Stored records:
┄┄┄┄┄┄┄┄┄┄┄┄┄┄┄┄┄┄┄┄

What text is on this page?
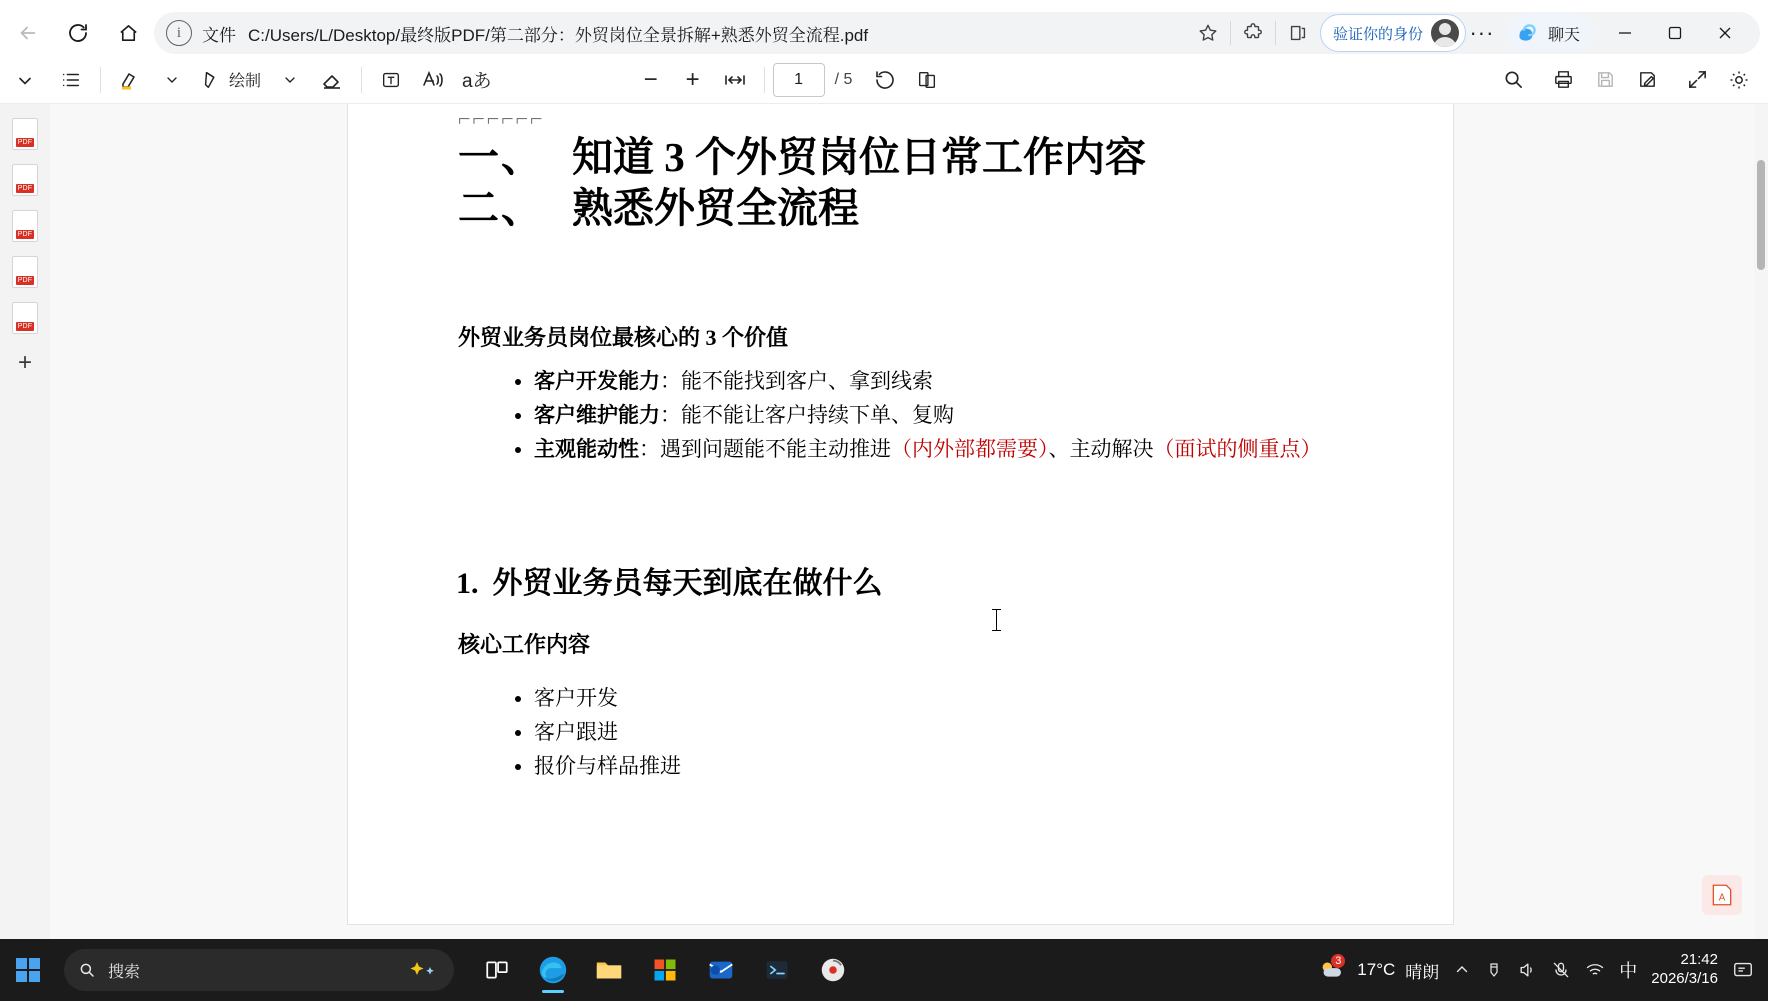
i	文件 C:/Users/L/Desktop/最终版PDF/第二部分：外贸岗位全景拆解+熟悉外贸全流程.pdf	验证你的身份 ···	聊天
绘制	aあ	− +	1 / 5
PDF
PDF
PDF
PDF
PDF
+
⌐⌐⌐⌐⌐⌐
一、 知道 3 个外贸岗位日常工作内容
二、 熟悉外贸全流程
外贸业务员岗位最核心的 3 个价值
• 客户开发能力：能不能找到客户、拿到线索
• 客户维护能力：能不能让客户持续下单、复购
• 主观能动性：遇到问题能不能主动推进（内外部都需要）、主动解决（面试的侧重点）
1. 外贸业务员每天到底在做什么
核心工作内容
• 客户开发
• 客户跟进
• 报价与样品推进
A
搜索
3 17°C 晴朗	中
21:42
2026/3/16
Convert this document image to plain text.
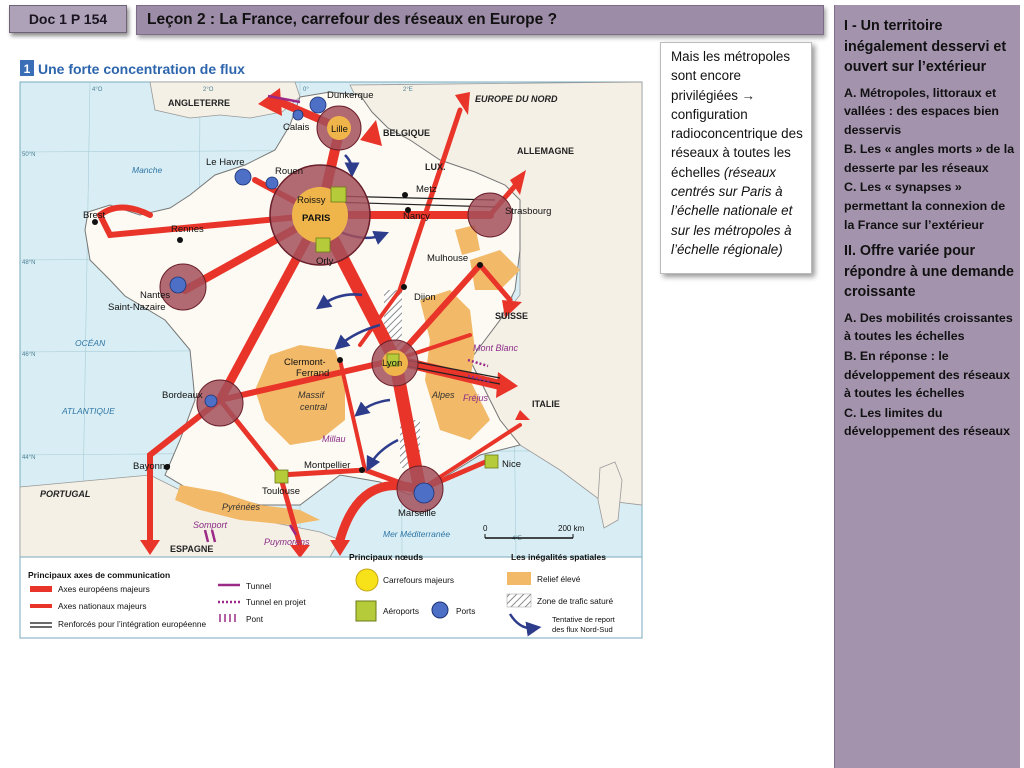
Doc 1 P 154	Leçon 2 : La France, carrefour des réseaux en Europe ?
Mais les métropoles sont encore privilégiées → configuration radioconcentrique des réseaux à toutes les échelles (réseaux centrés sur Paris à l’échelle nationale et sur les métropoles à l’échelle régionale)
I - Un territoire inégalement desservi et ouvert sur l’extérieur
A. Métropoles, littoraux et vallées : des espaces bien desservis
B. Les « angles morts » de la desserte par les réseaux
C. Les « synapses » permettant la connexion de la France sur l’extérieur
II. Offre variée pour répondre à une demande croissante
A. Des mobilités croissantes à toutes les échelles
B. En réponse : le développement des réseaux à toutes les échelles
C. Les limites du développement des réseaux
1 Une forte concentration de flux
ANGLETERRE
BELGIQUE
LUX.
ALLEMAGNE
EUROPE DU NORD
SUISSE
ITALIE
ESPAGNE
PORTUGAL
Manche
OCÉAN
ATLANTIQUE
Mer Méditerranée
Dunkerque
Calais Lille
Le Havre
Rouen
Roissy
PARIS
Orly
Brest
Rennes
Metz
Nancy	Strasbourg
Nantes
Saint-Nazaire
Mulhouse
Dijon
Clermont-
Ferrand
Lyon
Bordeaux
Bayonne
Toulouse
Montpellier
Marseille
Nice
Massif
central
Alpes
Pyrénées
Mont Blanc
Fréjus
Millau
Somport
Puymorens
50°N
48°N
46°N
44°N
4°O	2°O	0°	2°E
4°E
0	200 km
Principaux axes de communication
Axes européens majeurs
Axes nationaux majeurs
Renforcés pour l’intégration européenne
Tunnel
Tunnel en projet
Pont
Principaux nœuds
Carrefours majeurs
Aéroports	Ports
Les inégalités spatiales
Relief élevé
Zone de trafic saturé
Tentative de report des flux Nord-Sud
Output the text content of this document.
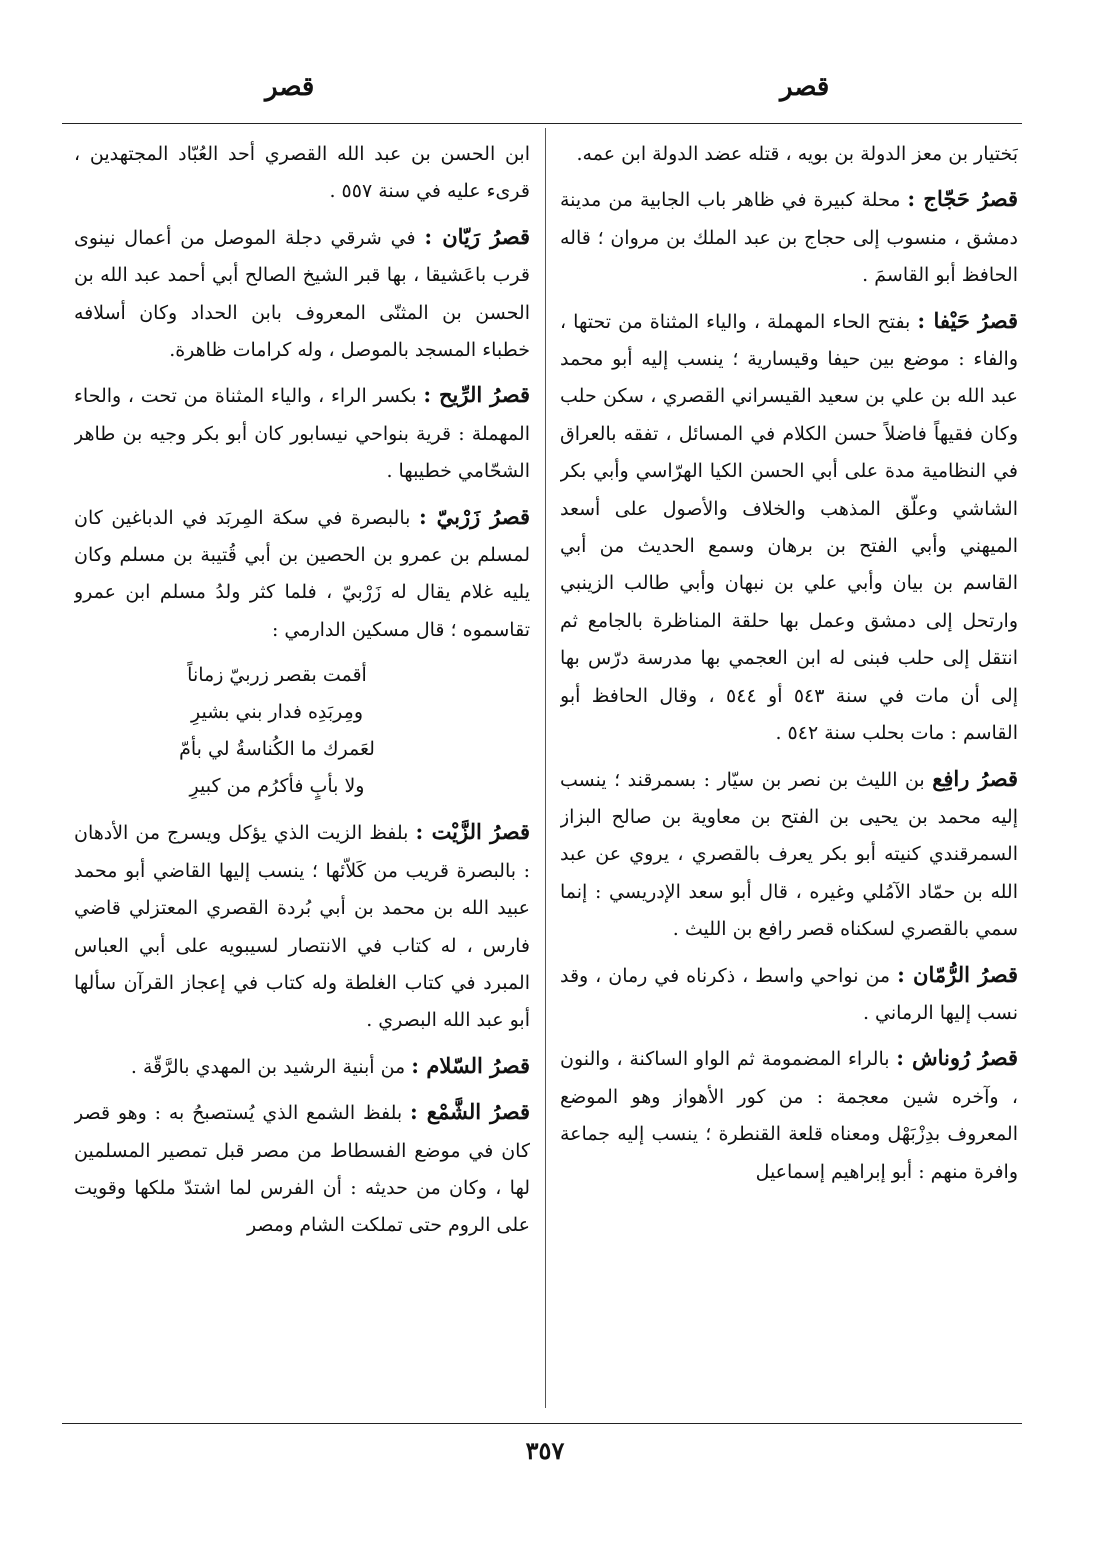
قصر
قصر

بَختيار بن معز الدولة بن بويه ، قتله عضد الدولة ابن عمه.

قصرُ حَجّاج : محلة كبيرة في ظاهر باب الجابية من مدينة دمشق ، منسوب إلى حجاج بن عبد الملك بن مروان ؛ قاله الحافظ أبو القاسمَ .

قصرُ حَيْفا : بفتح الحاء المهملة ، والياء المثناة من تحتها ، والفاء : موضع بين حيفا وقيسارية ؛ ينسب إليه أبو محمد عبد الله بن علي بن سعيد القيسراني القصري ، سكن حلب وكان فقيهاً فاضلاً حسن الكلام في المسائل ، تفقه بالعراق في النظامية مدة على أبي الحسن الكيا الهرّاسي وأبي بكر الشاشي وعلّق المذهب والخلاف والأصول على أسعد الميهني وأبي الفتح بن برهان وسمع الحديث من أبي القاسم بن بيان وأبي علي بن نبهان وأبي طالب الزينبي وارتحل إلى دمشق وعمل بها حلقة المناظرة بالجامع ثم انتقل إلى حلب فبنى له ابن العجمي بها مدرسة درّس بها إلى أن مات في سنة ٥٤٣ أو ٥٤٤ ، وقال الحافظ أبو القاسم : مات بحلب سنة ٥٤٢ .

قصرُ رافِع بن الليث بن نصر بن سيّار : بسمرقند ؛ ينسب إليه محمد بن يحيى بن الفتح بن معاوية بن صالح البزاز السمرقندي كنيته أبو بكر يعرف بالقصري ، يروي عن عبد الله بن حمّاد الآمُلي وغيره ، قال أبو سعد الإدريسي : إنما سمي بالقصري لسكناه قصر رافع بن الليث .

قصرُ الرُّمّان : من نواحي واسط ، ذكرناه في رمان ، وقد نسب إليها الرماني .

قصرُ رُوناش : بالراء المضمومة ثم الواو الساكنة ، والنون ، وآخره شين معجمة : من كور الأهواز وهو الموضع المعروف بدِزْبَهْل ومعناه قلعة القنطرة ؛ ينسب إليه جماعة وافرة منهم : أبو إبراهيم إسماعيل

ابن الحسن بن عبد الله القصري أحد العُبّاد المجتهدين ، قرىء عليه في سنة ٥٥٧ .

قصرُ رَيّان : في شرقي دجلة الموصل من أعمال نينوى قرب باعَشيقا ، بها قبر الشيخ الصالح أبي أحمد عبد الله بن الحسن بن المثنّى المعروف بابن الحداد وكان أسلافه خطباء المسجد بالموصل ، وله كرامات ظاهرة.

قصرُ الرِّيح : بكسر الراء ، والياء المثناة من تحت ، والحاء المهملة : قرية بنواحي نيسابور كان أبو بكر وجيه بن طاهر الشحّامي خطيبها .

قصرُ زَرْبيّ : بالبصرة في سكة المِربَد في الدباغين كان لمسلم بن عمرو بن الحصين بن أبي قُتيبة بن مسلم وكان يليه غلام يقال له زَرْبيّ ، فلما كثر ولدُ مسلم ابن عمرو تقاسموه ؛ قال مسكين الدارمي :

أقمت بقصر زربيّ زماناً
ومِربَدِه فدار بني بشيرِ
لعَمرك ما الكُناسةُ لي بأمّ
ولا بأبٍ فأكرُم من كبيرِ

قصرُ الزَّيْت : بلفظ الزيت الذي يؤكل ويسرج من الأدهان : بالبصرة قريب من كَلاّئها ؛ ينسب إليها القاضي أبو محمد عبيد الله بن محمد بن أبي بُردة القصري المعتزلي قاضي فارس ، له كتاب في الانتصار لسيبويه على أبي العباس المبرد في كتاب الغلطة وله كتاب في إعجاز القرآن سألها أبو عبد الله البصري .

قصرُ السّلام : من أبنية الرشيد بن المهدي بالرَّقّة .

قصرُ الشَّمْع : بلفظ الشمع الذي يُستصبحُ به : وهو قصر كان في موضع الفسطاط من مصر قبل تمصير المسلمين لها ، وكان من حديثه : أن الفرس لما اشتدّ ملكها وقويت على الروم حتى تملكت الشام ومصر

٣٥٧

┄┄┄┄┄┄┄┄┄┄┄┄┄┄┄┄┄┄┄┄

§ **Instruction**
Each line with the string "this" in it needs to be found and copied.

§ **Output below**
What text is on this page?
Convert this document image to plain text.
Output the text content of this document.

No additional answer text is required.